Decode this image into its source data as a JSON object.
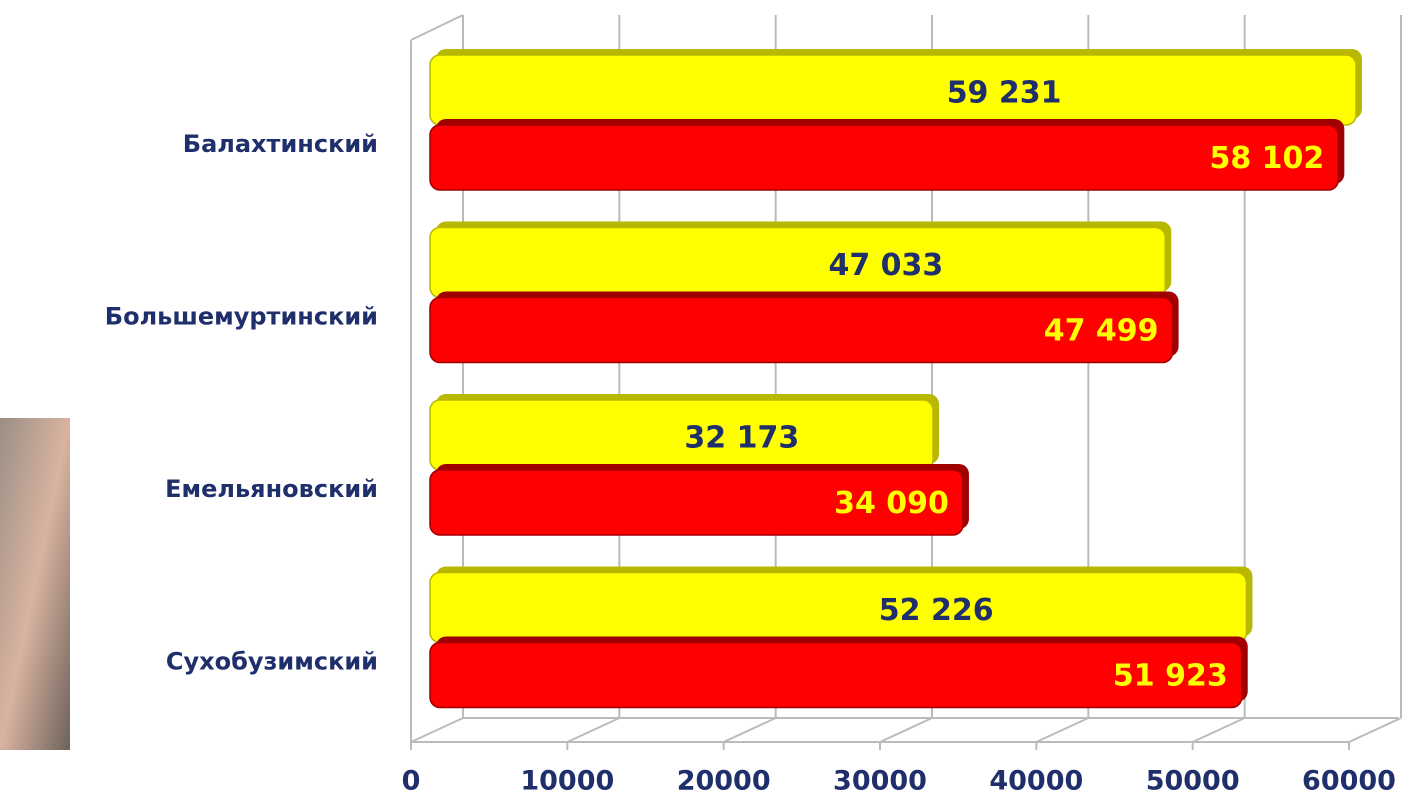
{
  "chart_data": {
    "type": "bar",
    "orientation": "horizontal",
    "categories": [
      "Балахтинский",
      "Большемуртинский",
      "Емельяновский",
      "Сухобузимский"
    ],
    "series": [
      {
        "color": "#ffff00",
        "values": [
          59231,
          47033,
          32173,
          52226
        ],
        "value_labels": [
          "59 231",
          "47 033",
          "32 173",
          "52 226"
        ]
      },
      {
        "color": "#ff0000",
        "values": [
          58102,
          47499,
          34090,
          51923
        ],
        "value_labels": [
          "58 102",
          "47 499",
          "34 090",
          "51 923"
        ]
      }
    ],
    "xlim": [
      0,
      60000
    ],
    "xticks": [
      0,
      10000,
      20000,
      30000,
      40000,
      50000,
      60000
    ],
    "grid": true
  }
}
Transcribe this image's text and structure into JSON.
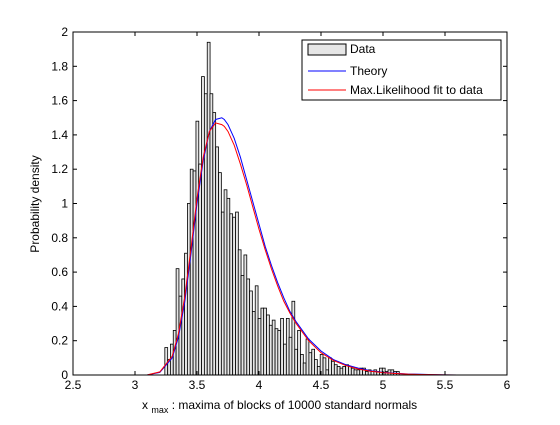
{
  "chart_data": {
    "type": "bar",
    "xlabel_main": "x",
    "xlabel_sub": "max",
    "xlabel_rest": ": maxima of blocks of 10000 standard normals",
    "ylabel": "Probability density",
    "xlim": [
      2.5,
      6
    ],
    "ylim": [
      0,
      2
    ],
    "xticks": [
      2.5,
      3,
      3.5,
      4,
      4.5,
      5,
      5.5,
      6
    ],
    "xtick_labels": [
      "2.5",
      "3",
      "3.5",
      "4",
      "4.5",
      "5",
      "5.5",
      "6"
    ],
    "yticks": [
      0,
      0.2,
      0.4,
      0.6,
      0.8,
      1,
      1.2,
      1.4,
      1.6,
      1.8,
      2
    ],
    "ytick_labels": [
      "0",
      "0.2",
      "0.4",
      "0.6",
      "0.8",
      "1",
      "1.2",
      "1.4",
      "1.6",
      "1.8",
      "2"
    ],
    "grid": false,
    "legend_position": "top-right",
    "histogram": {
      "name": "Data",
      "bin_width": 0.0228,
      "color": "#e6e6e6",
      "edge_color": "#000000",
      "bin_centers": [
        3.252,
        3.275,
        3.297,
        3.32,
        3.343,
        3.366,
        3.389,
        3.411,
        3.434,
        3.457,
        3.48,
        3.503,
        3.525,
        3.548,
        3.571,
        3.594,
        3.616,
        3.639,
        3.662,
        3.685,
        3.708,
        3.73,
        3.753,
        3.776,
        3.799,
        3.822,
        3.844,
        3.867,
        3.89,
        3.913,
        3.935,
        3.958,
        3.981,
        4.004,
        4.027,
        4.049,
        4.072,
        4.095,
        4.118,
        4.141,
        4.163,
        4.186,
        4.209,
        4.232,
        4.254,
        4.277,
        4.3,
        4.323,
        4.346,
        4.368,
        4.391,
        4.414,
        4.437,
        4.459,
        4.482,
        4.505,
        4.528,
        4.551,
        4.573,
        4.596,
        4.619,
        4.642,
        4.665,
        4.687,
        4.71,
        4.733,
        4.756,
        4.778,
        4.801,
        4.824,
        4.847,
        4.87,
        4.892,
        4.915,
        4.938,
        4.961,
        4.983,
        5.006,
        5.029,
        5.052,
        5.075,
        5.097,
        5.12
      ],
      "values": [
        0.16,
        0.09,
        0.18,
        0.26,
        0.62,
        0.46,
        0.56,
        0.71,
        1.0,
        1.2,
        1.19,
        1.48,
        1.23,
        1.74,
        1.64,
        1.94,
        1.64,
        1.53,
        1.33,
        1.18,
        0.95,
        1.08,
        1.03,
        0.94,
        0.92,
        0.95,
        0.73,
        0.58,
        0.7,
        0.56,
        0.49,
        0.37,
        0.52,
        0.33,
        0.39,
        0.39,
        0.35,
        0.29,
        0.32,
        0.27,
        0.26,
        0.33,
        0.18,
        0.33,
        0.22,
        0.43,
        0.15,
        0.26,
        0.12,
        0.07,
        0.21,
        0.13,
        0.15,
        0.09,
        0.05,
        0.12,
        0.1,
        0.03,
        0.1,
        0.08,
        0.06,
        0.05,
        0.04,
        0.05,
        0.06,
        0.05,
        0.04,
        0.03,
        0.03,
        0.04,
        0.04,
        0.02,
        0.03,
        0.02,
        0.03,
        0.02,
        0.04,
        0.04,
        0.02,
        0.03,
        0.03,
        0.02,
        0.02
      ]
    },
    "series": [
      {
        "name": "Theory",
        "color": "#0000ff",
        "x": [
          2.75,
          2.9,
          3.0,
          3.1,
          3.2,
          3.3,
          3.35,
          3.4,
          3.45,
          3.5,
          3.55,
          3.6,
          3.65,
          3.7,
          3.72,
          3.75,
          3.8,
          3.85,
          3.9,
          3.95,
          4.0,
          4.05,
          4.1,
          4.15,
          4.2,
          4.25,
          4.3,
          4.4,
          4.5,
          4.6,
          4.7,
          4.8,
          4.9,
          5.0,
          5.1,
          5.2,
          5.3,
          5.4,
          5.5,
          5.6
        ],
        "y": [
          0.0,
          0.0,
          0.0,
          0.001,
          0.015,
          0.1,
          0.22,
          0.42,
          0.7,
          1.0,
          1.25,
          1.42,
          1.49,
          1.5,
          1.49,
          1.46,
          1.38,
          1.27,
          1.14,
          1.01,
          0.88,
          0.75,
          0.64,
          0.54,
          0.45,
          0.37,
          0.31,
          0.21,
          0.14,
          0.09,
          0.06,
          0.04,
          0.025,
          0.015,
          0.01,
          0.006,
          0.004,
          0.002,
          0.001,
          0.0
        ]
      },
      {
        "name": "Max.Likelihood fit to data",
        "color": "#ff0000",
        "x": [
          2.75,
          2.9,
          3.0,
          3.1,
          3.2,
          3.3,
          3.35,
          3.4,
          3.45,
          3.5,
          3.55,
          3.6,
          3.65,
          3.7,
          3.72,
          3.75,
          3.8,
          3.85,
          3.9,
          3.95,
          4.0,
          4.05,
          4.1,
          4.15,
          4.2,
          4.25,
          4.3,
          4.4,
          4.5,
          4.6,
          4.7,
          4.8,
          4.9,
          5.0,
          5.1,
          5.2,
          5.3,
          5.4,
          5.5,
          5.6
        ],
        "y": [
          0.0,
          0.0,
          0.0,
          0.001,
          0.018,
          0.11,
          0.24,
          0.45,
          0.73,
          1.03,
          1.27,
          1.42,
          1.47,
          1.46,
          1.45,
          1.42,
          1.34,
          1.23,
          1.11,
          0.98,
          0.85,
          0.73,
          0.62,
          0.52,
          0.43,
          0.36,
          0.3,
          0.2,
          0.13,
          0.085,
          0.055,
          0.035,
          0.022,
          0.014,
          0.009,
          0.005,
          0.003,
          0.002,
          0.001,
          0.0
        ]
      }
    ]
  }
}
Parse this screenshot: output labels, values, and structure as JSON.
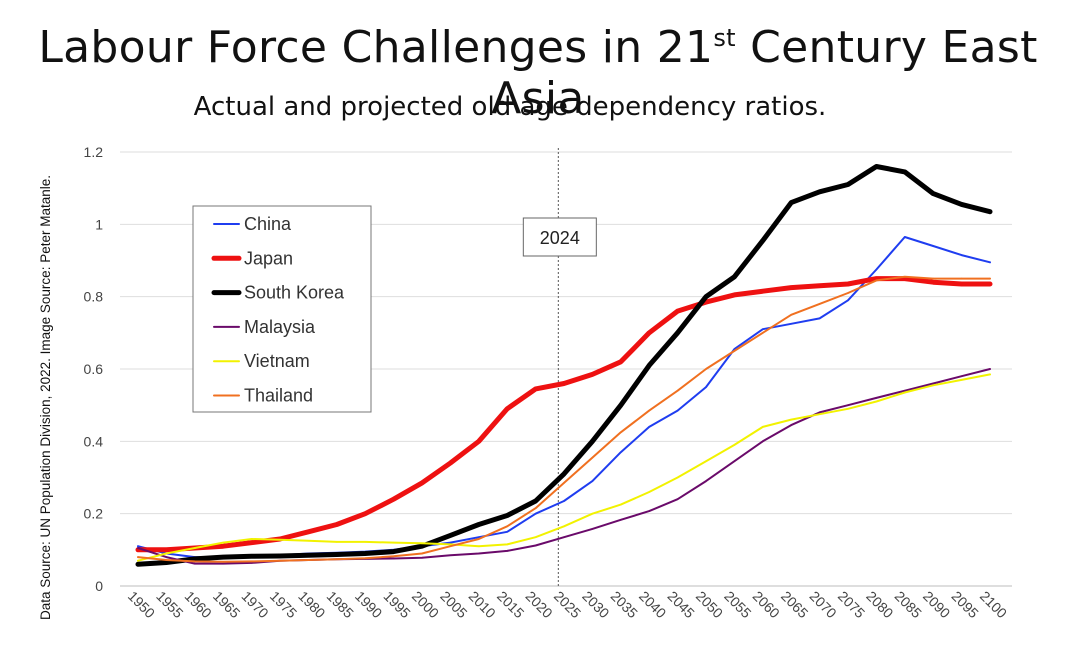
{
  "title": {
    "main": "Labour Force Challenges in 21",
    "sup": "st",
    "rest": " Century East Asia"
  },
  "subtitle": "Actual and projected old age dependency ratios.",
  "source": "Data Source: UN Population Division, 2022. Image Source: Peter Matanle.",
  "chart_data": {
    "type": "line",
    "title": "Labour Force Challenges in 21st Century East Asia",
    "subtitle": "Actual and projected old age dependency ratios.",
    "xlabel": "",
    "ylabel": "",
    "ylim": [
      0,
      1.2
    ],
    "yticks": [
      "0",
      "0.2",
      "0.4",
      "0.6",
      "0.8",
      "1",
      "1.2"
    ],
    "ytick_values": [
      0,
      0.2,
      0.4,
      0.6,
      0.8,
      1.0,
      1.2
    ],
    "x": [
      "1950",
      "1955",
      "1960",
      "1965",
      "1970",
      "1975",
      "1980",
      "1985",
      "1990",
      "1995",
      "2000",
      "2005",
      "2010",
      "2015",
      "2020",
      "2025",
      "2030",
      "2035",
      "2040",
      "2045",
      "2050",
      "2055",
      "2060",
      "2065",
      "2070",
      "2075",
      "2080",
      "2085",
      "2090",
      "2095",
      "2100"
    ],
    "grid": "horizontal",
    "legend_position": "top-left",
    "annotation": {
      "label": "2024",
      "x": 2024
    },
    "series": [
      {
        "name": "China",
        "color": "#1f3df0",
        "width": 2,
        "values": [
          0.11,
          0.09,
          0.08,
          0.08,
          0.085,
          0.085,
          0.09,
          0.092,
          0.095,
          0.1,
          0.11,
          0.12,
          0.135,
          0.15,
          0.2,
          0.235,
          0.29,
          0.37,
          0.44,
          0.485,
          0.55,
          0.655,
          0.71,
          0.725,
          0.74,
          0.79,
          0.875,
          0.965,
          0.94,
          0.915,
          0.895
        ]
      },
      {
        "name": "Japan",
        "color": "#ee1111",
        "width": 5,
        "values": [
          0.1,
          0.1,
          0.105,
          0.11,
          0.12,
          0.13,
          0.15,
          0.17,
          0.2,
          0.24,
          0.285,
          0.34,
          0.4,
          0.49,
          0.545,
          0.56,
          0.585,
          0.62,
          0.7,
          0.76,
          0.785,
          0.805,
          0.815,
          0.825,
          0.83,
          0.835,
          0.85,
          0.85,
          0.84,
          0.835,
          0.835
        ]
      },
      {
        "name": "South Korea",
        "color": "#000000",
        "width": 5,
        "values": [
          0.06,
          0.065,
          0.075,
          0.08,
          0.082,
          0.083,
          0.085,
          0.087,
          0.09,
          0.095,
          0.11,
          0.14,
          0.17,
          0.195,
          0.235,
          0.31,
          0.4,
          0.5,
          0.61,
          0.7,
          0.8,
          0.855,
          0.955,
          1.06,
          1.09,
          1.11,
          1.16,
          1.145,
          1.085,
          1.055,
          1.035
        ]
      },
      {
        "name": "Malaysia",
        "color": "#6a0a6a",
        "width": 2,
        "values": [
          0.105,
          0.08,
          0.062,
          0.062,
          0.064,
          0.07,
          0.072,
          0.074,
          0.075,
          0.076,
          0.078,
          0.085,
          0.09,
          0.097,
          0.112,
          0.135,
          0.158,
          0.183,
          0.207,
          0.24,
          0.29,
          0.345,
          0.4,
          0.445,
          0.48,
          0.5,
          0.52,
          0.54,
          0.56,
          0.58,
          0.6
        ]
      },
      {
        "name": "Vietnam",
        "color": "#f2f200",
        "width": 2,
        "values": [
          0.07,
          0.09,
          0.105,
          0.12,
          0.13,
          0.128,
          0.125,
          0.122,
          0.122,
          0.12,
          0.118,
          0.115,
          0.11,
          0.115,
          0.135,
          0.165,
          0.2,
          0.225,
          0.26,
          0.3,
          0.345,
          0.39,
          0.44,
          0.46,
          0.475,
          0.49,
          0.51,
          0.535,
          0.555,
          0.57,
          0.585
        ]
      },
      {
        "name": "Thailand",
        "color": "#f07020",
        "width": 2,
        "values": [
          0.08,
          0.072,
          0.068,
          0.067,
          0.068,
          0.07,
          0.072,
          0.074,
          0.077,
          0.082,
          0.09,
          0.11,
          0.13,
          0.165,
          0.215,
          0.285,
          0.355,
          0.425,
          0.485,
          0.54,
          0.6,
          0.65,
          0.7,
          0.75,
          0.78,
          0.81,
          0.845,
          0.855,
          0.85,
          0.85,
          0.85
        ]
      }
    ]
  }
}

### Challenge
Look for the word "Actual" in every line of the listing and copy the lines that have it.

### Solution to this problem
  "subtitle": "Actual and projected old age dependency ratios.",
    "subtitle": "Actual and projected old age dependency ratios.",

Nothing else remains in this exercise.